** Document excerpt **
<<<<
Sisters, brothers, siblings, comrades and friends,
In June 1996, 1,500 labor leaders and rank-and-file delegates from seven union internationals, hundreds of locals and regional union bodies, along with delegates from community chapters, and a welfare rights union gathered in Cleveland, Ohio to found the Labor Party.
“The Bosses Have Two Parties, We Need One of Our Own” had been the rallying cry and foundational organizing principle that brought us together. David Barkley, a delegate and union representative from SEIU Local 285 in Boston, said then just as we say today, that “neither the Democrats nor the Republicans speak to working people on any issue, whether it’s health care, living standards, education, housing, the environment, immigration or affirmative action.”
Together we — and I say we, because I, like others here, were delegates — discussed, sometimes heatedly, until there was agreement upon a strong and formidable “Call for Economic Justice.” In many ways this was a program that could have been written today.
The Call for Economic Justice considered that every person living in the United States should have a job at a living wage. It demanded guarantees for the right to organize, bargain and strike; proposed a 32-hour work week with a minimum wage of $10 an hour indexed to inflation (equivalent to $16.57/hour today), as well as universal single-payer healthcare. It demanded quality public education and called for an infrastructure and environmental program that essentially was a precursor to the Green New Deal. The Call for Economic Justice also opposed police brutality and other forms of the criminalization of dissent and poverty, and demanded an immigration policy that would not discriminate on any basis.
The seven international unions that participated in the founding convention included the United Electrical Workers; the Oil, Chemical and Atomic Workers; the Brotherhood of Maintenance of the Way Employees (a railroad union); the California Nurses Association; the International Longshore and Warehouse Union, the United Mine Workers; and the American Federation of Government Employees (representing federal workers).
>>>>
** Given data **
<<<<
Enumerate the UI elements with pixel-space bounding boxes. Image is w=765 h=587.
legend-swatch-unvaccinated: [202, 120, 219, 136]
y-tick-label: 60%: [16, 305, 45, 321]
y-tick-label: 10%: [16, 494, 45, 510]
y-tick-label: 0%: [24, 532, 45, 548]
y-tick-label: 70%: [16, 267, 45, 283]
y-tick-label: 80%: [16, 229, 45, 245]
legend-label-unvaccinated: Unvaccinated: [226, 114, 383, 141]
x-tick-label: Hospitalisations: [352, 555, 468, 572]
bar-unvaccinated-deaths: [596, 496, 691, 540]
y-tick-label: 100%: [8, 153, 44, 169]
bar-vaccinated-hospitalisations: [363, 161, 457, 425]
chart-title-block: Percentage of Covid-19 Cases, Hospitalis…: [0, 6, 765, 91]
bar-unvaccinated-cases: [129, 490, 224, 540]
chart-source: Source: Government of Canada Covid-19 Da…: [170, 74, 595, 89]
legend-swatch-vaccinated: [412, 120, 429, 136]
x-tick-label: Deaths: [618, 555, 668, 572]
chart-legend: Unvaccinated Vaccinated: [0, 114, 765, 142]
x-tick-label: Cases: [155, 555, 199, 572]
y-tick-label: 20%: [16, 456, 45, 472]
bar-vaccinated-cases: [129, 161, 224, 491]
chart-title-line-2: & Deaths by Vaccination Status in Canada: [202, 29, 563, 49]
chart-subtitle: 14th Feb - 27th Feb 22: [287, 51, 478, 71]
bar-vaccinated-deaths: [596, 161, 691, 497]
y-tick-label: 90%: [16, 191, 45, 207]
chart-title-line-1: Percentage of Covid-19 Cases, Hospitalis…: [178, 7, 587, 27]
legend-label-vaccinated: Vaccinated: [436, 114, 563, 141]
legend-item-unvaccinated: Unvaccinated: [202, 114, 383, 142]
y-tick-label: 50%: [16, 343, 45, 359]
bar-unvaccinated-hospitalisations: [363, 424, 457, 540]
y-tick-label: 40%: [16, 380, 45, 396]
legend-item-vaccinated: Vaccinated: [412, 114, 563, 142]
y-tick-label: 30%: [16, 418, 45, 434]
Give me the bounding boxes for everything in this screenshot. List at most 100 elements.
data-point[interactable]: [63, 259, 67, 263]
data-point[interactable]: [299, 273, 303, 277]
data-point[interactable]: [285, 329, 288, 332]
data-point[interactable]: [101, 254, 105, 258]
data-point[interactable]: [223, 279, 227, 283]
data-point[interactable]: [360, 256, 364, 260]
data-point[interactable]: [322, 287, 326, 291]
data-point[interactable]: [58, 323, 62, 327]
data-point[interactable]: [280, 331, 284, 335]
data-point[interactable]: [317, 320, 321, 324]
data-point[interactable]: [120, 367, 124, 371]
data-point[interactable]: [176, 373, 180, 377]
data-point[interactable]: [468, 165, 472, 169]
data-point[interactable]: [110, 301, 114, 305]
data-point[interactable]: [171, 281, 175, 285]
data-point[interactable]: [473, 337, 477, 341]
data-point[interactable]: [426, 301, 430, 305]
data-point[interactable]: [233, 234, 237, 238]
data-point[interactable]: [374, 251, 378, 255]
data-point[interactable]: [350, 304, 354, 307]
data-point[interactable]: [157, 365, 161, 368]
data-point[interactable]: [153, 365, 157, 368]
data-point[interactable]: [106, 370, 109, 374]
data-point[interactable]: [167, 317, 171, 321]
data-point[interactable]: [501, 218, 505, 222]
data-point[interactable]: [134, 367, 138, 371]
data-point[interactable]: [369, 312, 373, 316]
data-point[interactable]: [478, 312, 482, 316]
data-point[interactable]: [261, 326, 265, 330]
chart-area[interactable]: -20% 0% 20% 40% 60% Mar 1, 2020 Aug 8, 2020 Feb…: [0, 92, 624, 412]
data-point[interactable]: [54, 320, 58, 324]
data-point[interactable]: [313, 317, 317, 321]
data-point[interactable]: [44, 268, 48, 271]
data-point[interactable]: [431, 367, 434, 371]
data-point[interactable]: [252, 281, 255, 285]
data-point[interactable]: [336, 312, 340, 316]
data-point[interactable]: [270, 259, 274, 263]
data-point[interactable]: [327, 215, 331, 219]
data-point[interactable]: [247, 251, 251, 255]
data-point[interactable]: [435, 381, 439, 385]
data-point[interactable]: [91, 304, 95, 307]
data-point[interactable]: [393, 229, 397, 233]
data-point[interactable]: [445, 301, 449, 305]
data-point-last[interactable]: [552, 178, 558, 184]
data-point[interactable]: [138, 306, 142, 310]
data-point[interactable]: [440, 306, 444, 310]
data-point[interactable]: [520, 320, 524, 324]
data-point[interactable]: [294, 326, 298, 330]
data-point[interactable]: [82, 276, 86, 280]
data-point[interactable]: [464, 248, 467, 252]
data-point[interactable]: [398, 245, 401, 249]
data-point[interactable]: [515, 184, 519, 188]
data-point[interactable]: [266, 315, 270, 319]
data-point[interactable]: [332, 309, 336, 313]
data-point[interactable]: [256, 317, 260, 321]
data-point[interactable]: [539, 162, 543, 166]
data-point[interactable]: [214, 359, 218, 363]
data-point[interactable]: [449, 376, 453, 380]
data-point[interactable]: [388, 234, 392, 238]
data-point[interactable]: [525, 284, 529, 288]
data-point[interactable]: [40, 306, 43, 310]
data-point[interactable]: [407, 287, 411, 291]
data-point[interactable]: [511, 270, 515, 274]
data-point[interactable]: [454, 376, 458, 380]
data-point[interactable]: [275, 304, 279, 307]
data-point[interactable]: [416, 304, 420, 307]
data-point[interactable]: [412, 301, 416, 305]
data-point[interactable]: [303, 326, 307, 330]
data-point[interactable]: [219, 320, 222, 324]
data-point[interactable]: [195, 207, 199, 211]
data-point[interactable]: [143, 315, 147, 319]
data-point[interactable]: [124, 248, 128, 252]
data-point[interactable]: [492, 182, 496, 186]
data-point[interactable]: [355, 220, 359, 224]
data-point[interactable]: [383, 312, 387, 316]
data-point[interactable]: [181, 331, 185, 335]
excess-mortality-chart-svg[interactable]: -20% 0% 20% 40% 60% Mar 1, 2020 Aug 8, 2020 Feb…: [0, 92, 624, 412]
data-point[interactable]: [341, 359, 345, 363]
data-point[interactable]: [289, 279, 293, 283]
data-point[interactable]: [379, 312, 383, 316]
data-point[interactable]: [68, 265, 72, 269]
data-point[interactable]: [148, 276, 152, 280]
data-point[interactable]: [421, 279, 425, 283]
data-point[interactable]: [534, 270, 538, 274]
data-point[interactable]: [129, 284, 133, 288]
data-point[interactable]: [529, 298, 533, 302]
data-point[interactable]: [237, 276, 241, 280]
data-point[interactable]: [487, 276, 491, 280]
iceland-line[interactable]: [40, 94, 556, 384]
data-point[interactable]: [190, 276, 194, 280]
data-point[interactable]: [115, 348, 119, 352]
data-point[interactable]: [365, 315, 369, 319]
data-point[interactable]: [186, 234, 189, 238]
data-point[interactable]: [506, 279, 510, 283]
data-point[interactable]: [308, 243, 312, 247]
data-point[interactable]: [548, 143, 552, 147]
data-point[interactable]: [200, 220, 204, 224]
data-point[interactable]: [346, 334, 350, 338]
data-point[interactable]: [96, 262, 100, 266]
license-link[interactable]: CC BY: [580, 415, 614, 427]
>>>>
** Set of tasks **
(1) In the Labor Party text, what minimum wage did the Call for Economic Justice propose?
(2) Rewrite the part of the Labor Party text starting at "Together we —" and ending at "been written today.", with "delegates" replaced by "participants".

** Results for each task **
(1) It proposed a minimum wage of $10 an hour, indexed to inflation.

(2)
Together we — and I say we, because I, like others here, were participants — discussed, sometimes heatedly, until there was agreement upon a strong and formidable “Call for Economic Justice.” In many ways this was a program that could have been written today.